TASK GOAL -
A faithful transcription of all the data is required.

SUPPLIED MATERIAL -
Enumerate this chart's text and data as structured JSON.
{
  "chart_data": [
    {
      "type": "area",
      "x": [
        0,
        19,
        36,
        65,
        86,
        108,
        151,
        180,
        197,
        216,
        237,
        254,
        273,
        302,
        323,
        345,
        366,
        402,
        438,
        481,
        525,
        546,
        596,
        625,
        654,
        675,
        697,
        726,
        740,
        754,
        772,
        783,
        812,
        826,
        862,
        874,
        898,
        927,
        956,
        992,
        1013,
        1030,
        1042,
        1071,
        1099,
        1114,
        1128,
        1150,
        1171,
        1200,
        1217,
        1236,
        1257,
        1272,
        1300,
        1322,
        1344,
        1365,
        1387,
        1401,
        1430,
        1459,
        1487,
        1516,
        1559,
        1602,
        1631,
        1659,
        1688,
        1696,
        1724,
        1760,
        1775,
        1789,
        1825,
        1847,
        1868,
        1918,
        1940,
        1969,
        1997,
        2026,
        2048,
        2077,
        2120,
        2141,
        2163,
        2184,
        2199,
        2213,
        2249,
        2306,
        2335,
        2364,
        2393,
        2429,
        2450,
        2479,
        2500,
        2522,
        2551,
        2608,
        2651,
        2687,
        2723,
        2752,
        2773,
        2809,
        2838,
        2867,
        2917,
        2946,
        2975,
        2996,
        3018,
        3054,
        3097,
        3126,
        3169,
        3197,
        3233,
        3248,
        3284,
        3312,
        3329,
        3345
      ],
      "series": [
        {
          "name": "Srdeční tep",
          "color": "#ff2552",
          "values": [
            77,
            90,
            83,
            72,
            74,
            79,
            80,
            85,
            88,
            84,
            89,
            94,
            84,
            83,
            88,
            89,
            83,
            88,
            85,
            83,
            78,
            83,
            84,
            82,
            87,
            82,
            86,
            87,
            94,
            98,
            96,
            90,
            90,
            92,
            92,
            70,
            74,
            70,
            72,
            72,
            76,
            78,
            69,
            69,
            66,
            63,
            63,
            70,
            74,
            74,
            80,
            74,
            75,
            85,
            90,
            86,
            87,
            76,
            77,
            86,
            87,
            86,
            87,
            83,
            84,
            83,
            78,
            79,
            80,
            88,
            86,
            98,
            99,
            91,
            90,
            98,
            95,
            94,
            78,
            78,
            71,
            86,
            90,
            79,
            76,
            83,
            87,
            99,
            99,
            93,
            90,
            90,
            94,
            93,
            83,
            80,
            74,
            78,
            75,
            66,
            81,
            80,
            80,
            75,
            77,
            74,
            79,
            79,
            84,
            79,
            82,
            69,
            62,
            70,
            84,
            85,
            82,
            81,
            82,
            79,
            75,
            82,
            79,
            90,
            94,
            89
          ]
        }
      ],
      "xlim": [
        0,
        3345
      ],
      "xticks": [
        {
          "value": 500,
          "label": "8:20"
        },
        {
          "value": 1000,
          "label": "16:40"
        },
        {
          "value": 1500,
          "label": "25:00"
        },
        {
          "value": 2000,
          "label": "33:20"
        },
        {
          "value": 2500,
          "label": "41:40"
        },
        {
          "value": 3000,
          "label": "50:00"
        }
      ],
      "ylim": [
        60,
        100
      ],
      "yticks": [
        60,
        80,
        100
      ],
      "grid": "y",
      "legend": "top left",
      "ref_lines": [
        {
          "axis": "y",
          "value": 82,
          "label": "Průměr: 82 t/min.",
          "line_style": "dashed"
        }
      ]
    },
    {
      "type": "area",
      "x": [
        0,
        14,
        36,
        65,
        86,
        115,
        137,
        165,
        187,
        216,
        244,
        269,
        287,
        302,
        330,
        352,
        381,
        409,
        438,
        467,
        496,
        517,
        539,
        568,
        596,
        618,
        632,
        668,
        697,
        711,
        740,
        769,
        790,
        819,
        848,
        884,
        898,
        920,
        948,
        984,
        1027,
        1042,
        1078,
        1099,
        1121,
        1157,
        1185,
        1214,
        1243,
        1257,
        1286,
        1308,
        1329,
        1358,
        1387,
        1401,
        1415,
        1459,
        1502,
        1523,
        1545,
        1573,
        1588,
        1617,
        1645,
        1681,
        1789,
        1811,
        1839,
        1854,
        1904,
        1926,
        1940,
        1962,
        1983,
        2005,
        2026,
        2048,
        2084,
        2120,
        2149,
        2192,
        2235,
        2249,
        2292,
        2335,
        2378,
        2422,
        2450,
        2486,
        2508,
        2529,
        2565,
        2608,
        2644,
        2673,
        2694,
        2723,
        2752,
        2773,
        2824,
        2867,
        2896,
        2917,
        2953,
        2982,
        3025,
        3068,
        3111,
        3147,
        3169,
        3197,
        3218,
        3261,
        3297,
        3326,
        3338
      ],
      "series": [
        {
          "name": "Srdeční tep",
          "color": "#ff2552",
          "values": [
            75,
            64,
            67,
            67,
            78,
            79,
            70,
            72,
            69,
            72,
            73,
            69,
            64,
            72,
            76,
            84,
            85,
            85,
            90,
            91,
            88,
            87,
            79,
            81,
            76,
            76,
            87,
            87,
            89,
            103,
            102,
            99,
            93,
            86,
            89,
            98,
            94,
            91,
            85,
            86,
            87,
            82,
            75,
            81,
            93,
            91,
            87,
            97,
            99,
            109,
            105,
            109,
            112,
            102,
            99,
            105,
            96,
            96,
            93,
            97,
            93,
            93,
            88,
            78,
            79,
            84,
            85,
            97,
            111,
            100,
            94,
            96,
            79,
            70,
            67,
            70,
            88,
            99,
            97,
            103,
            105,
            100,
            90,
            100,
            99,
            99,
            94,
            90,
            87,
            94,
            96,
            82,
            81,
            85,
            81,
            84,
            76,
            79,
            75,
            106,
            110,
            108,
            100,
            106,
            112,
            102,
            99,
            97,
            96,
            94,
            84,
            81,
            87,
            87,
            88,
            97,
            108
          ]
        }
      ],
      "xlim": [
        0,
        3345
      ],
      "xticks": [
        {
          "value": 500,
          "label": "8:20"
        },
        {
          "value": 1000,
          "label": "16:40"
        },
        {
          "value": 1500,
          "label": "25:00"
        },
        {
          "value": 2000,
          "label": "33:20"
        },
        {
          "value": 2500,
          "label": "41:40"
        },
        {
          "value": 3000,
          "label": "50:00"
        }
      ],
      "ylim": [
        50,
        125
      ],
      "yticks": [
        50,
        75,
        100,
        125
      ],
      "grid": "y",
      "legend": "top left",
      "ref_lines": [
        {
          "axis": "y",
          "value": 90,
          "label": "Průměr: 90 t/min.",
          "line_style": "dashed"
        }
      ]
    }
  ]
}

THE COMPLETED TASK -
Enumerate this chart's text and data as structured JSON.
{
  "chart_data": [
    {
      "type": "area",
      "x": [
        0,
        19,
        36,
        65,
        86,
        108,
        151,
        180,
        197,
        216,
        237,
        254,
        273,
        302,
        323,
        345,
        366,
        402,
        438,
        481,
        525,
        546,
        596,
        625,
        654,
        675,
        697,
        726,
        740,
        754,
        772,
        783,
        812,
        826,
        862,
        874,
        898,
        927,
        956,
        992,
        1013,
        1030,
        1042,
        1071,
        1099,
        1114,
        1128,
        1150,
        1171,
        1200,
        1217,
        1236,
        1257,
        1272,
        1300,
        1322,
        1344,
        1365,
        1387,
        1401,
        1430,
        1459,
        1487,
        1516,
        1559,
        1602,
        1631,
        1659,
        1688,
        1696,
        1724,
        1760,
        1775,
        1789,
        1825,
        1847,
        1868,
        1918,
        1940,
        1969,
        1997,
        2026,
        2048,
        2077,
        2120,
        2141,
        2163,
        2184,
        2199,
        2213,
        2249,
        2306,
        2335,
        2364,
        2393,
        2429,
        2450,
        2479,
        2500,
        2522,
        2551,
        2608,
        2651,
        2687,
        2723,
        2752,
        2773,
        2809,
        2838,
        2867,
        2917,
        2946,
        2975,
        2996,
        3018,
        3054,
        3097,
        3126,
        3169,
        3197,
        3233,
        3248,
        3284,
        3312,
        3329,
        3345
      ],
      "series": [
        {
          "name": "Srdeční tep",
          "color": "#ff2552",
          "values": [
            77,
            90,
            83,
            72,
            74,
            79,
            80,
            85,
            88,
            84,
            89,
            94,
            84,
            83,
            88,
            89,
            83,
            88,
            85,
            83,
            78,
            83,
            84,
            82,
            87,
            82,
            86,
            87,
            94,
            98,
            96,
            90,
            90,
            92,
            92,
            70,
            74,
            70,
            72,
            72,
            76,
            78,
            69,
            69,
            66,
            63,
            63,
            70,
            74,
            74,
            80,
            74,
            75,
            85,
            90,
            86,
            87,
            76,
            77,
            86,
            87,
            86,
            87,
            83,
            84,
            83,
            78,
            79,
            80,
            88,
            86,
            98,
            99,
            91,
            90,
            98,
            95,
            94,
            78,
            78,
            71,
            86,
            90,
            79,
            76,
            83,
            87,
            99,
            99,
            93,
            90,
            90,
            94,
            93,
            83,
            80,
            74,
            78,
            75,
            66,
            81,
            80,
            80,
            75,
            77,
            74,
            79,
            79,
            84,
            79,
            82,
            69,
            62,
            70,
            84,
            85,
            82,
            81,
            82,
            79,
            75,
            82,
            79,
            90,
            94,
            89
          ]
        }
      ],
      "xlim": [
        0,
        3345
      ],
      "xticks": [
        {
          "value": 500,
          "label": "8:20"
        },
        {
          "value": 1000,
          "label": "16:40"
        },
        {
          "value": 1500,
          "label": "25:00"
        },
        {
          "value": 2000,
          "label": "33:20"
        },
        {
          "value": 2500,
          "label": "41:40"
        },
        {
          "value": 3000,
          "label": "50:00"
        }
      ],
      "ylim": [
        60,
        100
      ],
      "yticks": [
        60,
        80,
        100
      ],
      "grid": "y",
      "legend": "top left",
      "ref_lines": [
        {
          "axis": "y",
          "value": 82,
          "label": "Průměr: 82 t/min.",
          "line_style": "dashed"
        }
      ]
    },
    {
      "type": "area",
      "x": [
        0,
        14,
        36,
        65,
        86,
        115,
        137,
        165,
        187,
        216,
        244,
        269,
        287,
        302,
        330,
        352,
        381,
        409,
        438,
        467,
        496,
        517,
        539,
        568,
        596,
        618,
        632,
        668,
        697,
        711,
        740,
        769,
        790,
        819,
        848,
        884,
        898,
        920,
        948,
        984,
        1027,
        1042,
        1078,
        1099,
        1121,
        1157,
        1185,
        1214,
        1243,
        1257,
        1286,
        1308,
        1329,
        1358,
        1387,
        1401,
        1415,
        1459,
        1502,
        1523,
        1545,
        1573,
        1588,
        1617,
        1645,
        1681,
        1789,
        1811,
        1839,
        1854,
        1904,
        1926,
        1940,
        1962,
        1983,
        2005,
        2026,
        2048,
        2084,
        2120,
        2149,
        2192,
        2235,
        2249,
        2292,
        2335,
        2378,
        2422,
        2450,
        2486,
        2508,
        2529,
        2565,
        2608,
        2644,
        2673,
        2694,
        2723,
        2752,
        2773,
        2824,
        2867,
        2896,
        2917,
        2953,
        2982,
        3025,
        3068,
        3111,
        3147,
        3169,
        3197,
        3218,
        3261,
        3297,
        3326,
        3338
      ],
      "series": [
        {
          "name": "Srdeční tep",
          "color": "#ff2552",
          "values": [
            75,
            64,
            67,
            67,
            78,
            79,
            70,
            72,
            69,
            72,
            73,
            69,
            64,
            72,
            76,
            84,
            85,
            85,
            90,
            91,
            88,
            87,
            79,
            81,
            76,
            76,
            87,
            87,
            89,
            103,
            102,
            99,
            93,
            86,
            89,
            98,
            94,
            91,
            85,
            86,
            87,
            82,
            75,
            81,
            93,
            91,
            87,
            97,
            99,
            109,
            105,
            109,
            112,
            102,
            99,
            105,
            96,
            96,
            93,
            97,
            93,
            93,
            88,
            78,
            79,
            84,
            85,
            97,
            111,
            100,
            94,
            96,
            79,
            70,
            67,
            70,
            88,
            99,
            97,
            103,
            105,
            100,
            90,
            100,
            99,
            99,
            94,
            90,
            87,
            94,
            96,
            82,
            81,
            85,
            81,
            84,
            76,
            79,
            75,
            106,
            110,
            108,
            100,
            106,
            112,
            102,
            99,
            97,
            96,
            94,
            84,
            81,
            87,
            87,
            88,
            97,
            108
          ]
        }
      ],
      "xlim": [
        0,
        3345
      ],
      "xticks": [
        {
          "value": 500,
          "label": "8:20"
        },
        {
          "value": 1000,
          "label": "16:40"
        },
        {
          "value": 1500,
          "label": "25:00"
        },
        {
          "value": 2000,
          "label": "33:20"
        },
        {
          "value": 2500,
          "label": "41:40"
        },
        {
          "value": 3000,
          "label": "50:00"
        }
      ],
      "ylim": [
        50,
        125
      ],
      "yticks": [
        50,
        75,
        100,
        125
      ],
      "grid": "y",
      "legend": "top left",
      "ref_lines": [
        {
          "axis": "y",
          "value": 90,
          "label": "Průměr: 90 t/min.",
          "line_style": "dashed"
        }
      ]
    }
  ]
}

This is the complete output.